Passage for review:

______________________________

Boss: Ah damnit, I should have made a Belgian Waffle joke...
- Fallout 4. One of the sarcastic dialog options after searching through Kellog's home with Nick Valentine yields us this jewel:
Sole Survivor: What? The Clockwork Dick is stumped?
Nick Valentine: It's Synth Detective, jackass. If you're gonna be that way, you might as well get the make and model right.
- Pisha in Vampire: The Masquerade – Bloodlines is a rare vampire who has to consume human flesh, which makes her pretty off-putting even to a regular vampire. A Malkavian player character might nickname her "Black Widow", in which case she takes no offense but explains how "Mantis" would be a better pejorative. As a Fully-Embraced Fiend well into her third century of unlife, she's worked out the existential angst long ago.
- In The Adventures of Dr. McNinja, when someone calls Doc a nurse as an insult, his response is to defend the nursing profession.
- Sticky Dilly Buns: Ruby learns her sister Amber has moved out of porn to regular acting.
Amber (with little icicles sprouting from her speech bubble): Made-for-TV.
- The Looney Tunes Show: In "That's My Baby'', Bugs calls Daffy 'a bummer' after he refuses to go to lunch with him and Porky. Daffy's response is "No. Porky's the bummer. I'm a jerk."
- In the Looney Tunes short "Muscle Tussel", Daffy takes offense at his girlfriend calling him a "scrawny little nine-pound weakling", because "I'm obviously a scrawny little ten pound weakling."
- Happens in Voltron where Allura insults the evil Prince Lotor and Lotor does feel insulted...but for the wrong reasons.
Allura: You're a monster, just like your father!
Lotor: That old fool?! Why, I'm twice the monster he is!
- Winx Club gives us this:
Mirta: You're mean!
Icy: Mean? Try diabolical!
- Kim Possible: This exchange from "Clothes Minded":
Shego: Huh, pretty impressive for a college reject.
Drakken: Hey! College dropout, Shego. They let me in, I let myself out.
- In an episode of Scooby-Doo! Mystery Incorporated:
Villain: And I would have gotten away with it if it weren't for you interloping adolescents.
Fred: You mean "meddling kids".

______________________________

Records:
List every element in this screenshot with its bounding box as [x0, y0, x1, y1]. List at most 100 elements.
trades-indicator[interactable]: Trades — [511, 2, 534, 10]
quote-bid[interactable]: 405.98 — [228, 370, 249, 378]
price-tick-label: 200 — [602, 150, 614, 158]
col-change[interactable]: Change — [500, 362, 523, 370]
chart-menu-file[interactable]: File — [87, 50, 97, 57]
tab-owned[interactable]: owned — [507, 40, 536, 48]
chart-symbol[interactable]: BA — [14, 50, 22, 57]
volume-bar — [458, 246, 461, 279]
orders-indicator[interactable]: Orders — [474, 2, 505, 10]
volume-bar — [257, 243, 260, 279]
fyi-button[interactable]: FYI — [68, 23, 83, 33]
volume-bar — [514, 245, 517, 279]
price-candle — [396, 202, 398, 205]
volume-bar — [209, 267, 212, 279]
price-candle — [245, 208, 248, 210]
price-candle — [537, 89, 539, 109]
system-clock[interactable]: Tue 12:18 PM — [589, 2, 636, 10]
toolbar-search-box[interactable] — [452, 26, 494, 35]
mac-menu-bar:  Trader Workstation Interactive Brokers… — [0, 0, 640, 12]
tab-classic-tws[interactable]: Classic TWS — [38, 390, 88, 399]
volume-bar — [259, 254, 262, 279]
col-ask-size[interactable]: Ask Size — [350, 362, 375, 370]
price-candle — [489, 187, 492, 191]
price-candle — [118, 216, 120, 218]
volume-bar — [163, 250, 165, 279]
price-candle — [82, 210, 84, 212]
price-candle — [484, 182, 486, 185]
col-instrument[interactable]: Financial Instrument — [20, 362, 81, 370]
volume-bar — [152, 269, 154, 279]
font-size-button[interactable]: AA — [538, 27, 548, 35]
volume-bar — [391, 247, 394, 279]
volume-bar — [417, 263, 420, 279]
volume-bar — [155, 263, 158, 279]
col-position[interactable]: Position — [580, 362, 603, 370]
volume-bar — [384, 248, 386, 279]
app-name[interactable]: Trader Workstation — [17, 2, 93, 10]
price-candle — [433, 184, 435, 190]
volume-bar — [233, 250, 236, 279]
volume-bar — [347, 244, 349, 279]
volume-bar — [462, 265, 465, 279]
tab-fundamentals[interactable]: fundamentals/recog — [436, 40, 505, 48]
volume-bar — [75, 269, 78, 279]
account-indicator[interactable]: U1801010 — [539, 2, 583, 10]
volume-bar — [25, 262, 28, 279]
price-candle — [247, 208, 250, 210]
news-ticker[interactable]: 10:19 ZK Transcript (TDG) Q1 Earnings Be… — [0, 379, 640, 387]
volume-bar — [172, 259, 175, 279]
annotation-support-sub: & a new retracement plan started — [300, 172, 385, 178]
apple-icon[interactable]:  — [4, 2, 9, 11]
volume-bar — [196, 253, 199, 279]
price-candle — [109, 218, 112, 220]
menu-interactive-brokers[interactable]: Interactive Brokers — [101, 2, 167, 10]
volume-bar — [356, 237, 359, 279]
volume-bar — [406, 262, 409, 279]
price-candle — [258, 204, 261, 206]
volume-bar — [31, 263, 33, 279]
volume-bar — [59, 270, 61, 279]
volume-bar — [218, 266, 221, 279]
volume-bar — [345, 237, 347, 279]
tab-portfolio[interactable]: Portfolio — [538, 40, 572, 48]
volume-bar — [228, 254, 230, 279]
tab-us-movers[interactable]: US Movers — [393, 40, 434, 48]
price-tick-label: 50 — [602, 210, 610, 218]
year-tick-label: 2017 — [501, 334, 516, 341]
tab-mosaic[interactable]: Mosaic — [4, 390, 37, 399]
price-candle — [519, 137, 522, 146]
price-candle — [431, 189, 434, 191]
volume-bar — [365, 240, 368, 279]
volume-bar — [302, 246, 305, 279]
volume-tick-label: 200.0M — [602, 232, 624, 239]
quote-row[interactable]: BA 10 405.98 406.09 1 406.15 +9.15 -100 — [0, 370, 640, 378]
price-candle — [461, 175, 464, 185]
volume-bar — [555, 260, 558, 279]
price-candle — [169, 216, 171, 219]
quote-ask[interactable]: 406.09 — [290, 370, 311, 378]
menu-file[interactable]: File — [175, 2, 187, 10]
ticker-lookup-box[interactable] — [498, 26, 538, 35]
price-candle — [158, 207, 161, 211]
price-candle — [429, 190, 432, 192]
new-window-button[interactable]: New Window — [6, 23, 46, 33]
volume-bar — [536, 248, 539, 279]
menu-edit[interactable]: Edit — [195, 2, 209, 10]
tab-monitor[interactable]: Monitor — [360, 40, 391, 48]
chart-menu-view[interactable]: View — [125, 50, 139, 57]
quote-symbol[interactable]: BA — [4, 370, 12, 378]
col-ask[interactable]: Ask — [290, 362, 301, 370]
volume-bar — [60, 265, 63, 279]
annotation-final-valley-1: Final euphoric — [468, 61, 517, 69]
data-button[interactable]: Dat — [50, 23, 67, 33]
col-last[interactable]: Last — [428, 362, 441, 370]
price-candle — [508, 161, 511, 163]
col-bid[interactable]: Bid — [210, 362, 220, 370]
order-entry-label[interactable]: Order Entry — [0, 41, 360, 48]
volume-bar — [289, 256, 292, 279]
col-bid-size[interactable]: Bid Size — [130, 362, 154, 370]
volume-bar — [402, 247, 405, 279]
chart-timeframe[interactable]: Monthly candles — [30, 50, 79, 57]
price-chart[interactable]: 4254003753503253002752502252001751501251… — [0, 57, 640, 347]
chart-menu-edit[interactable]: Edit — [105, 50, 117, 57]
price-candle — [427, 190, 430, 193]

______________________________

Activity 1:
Can you sum up the passage about insults in two sentences?
Activity 2:
In the passage about insults, how much does Daffy say he weighs in the short "Muscle Tussel"?

Task solution 1:
Characters in games, comics and cartoons respond to insults by correcting their wording or details: Nick Valentine in Fallout 4 insists on "Synth Detective" instead of "Clockwork Dick," Drakken says he is a college dropout rather than a reject, and Fred corrects a villain's phrase to "meddling kids." Others take the insult further, as when Lotor claims to be twice the monster his father is and Daffy says he is a ten-pound, not nine-pound, weakling.

Task solution 2:
Ten pounds; he calls himself "a scrawny little ten pound weakling."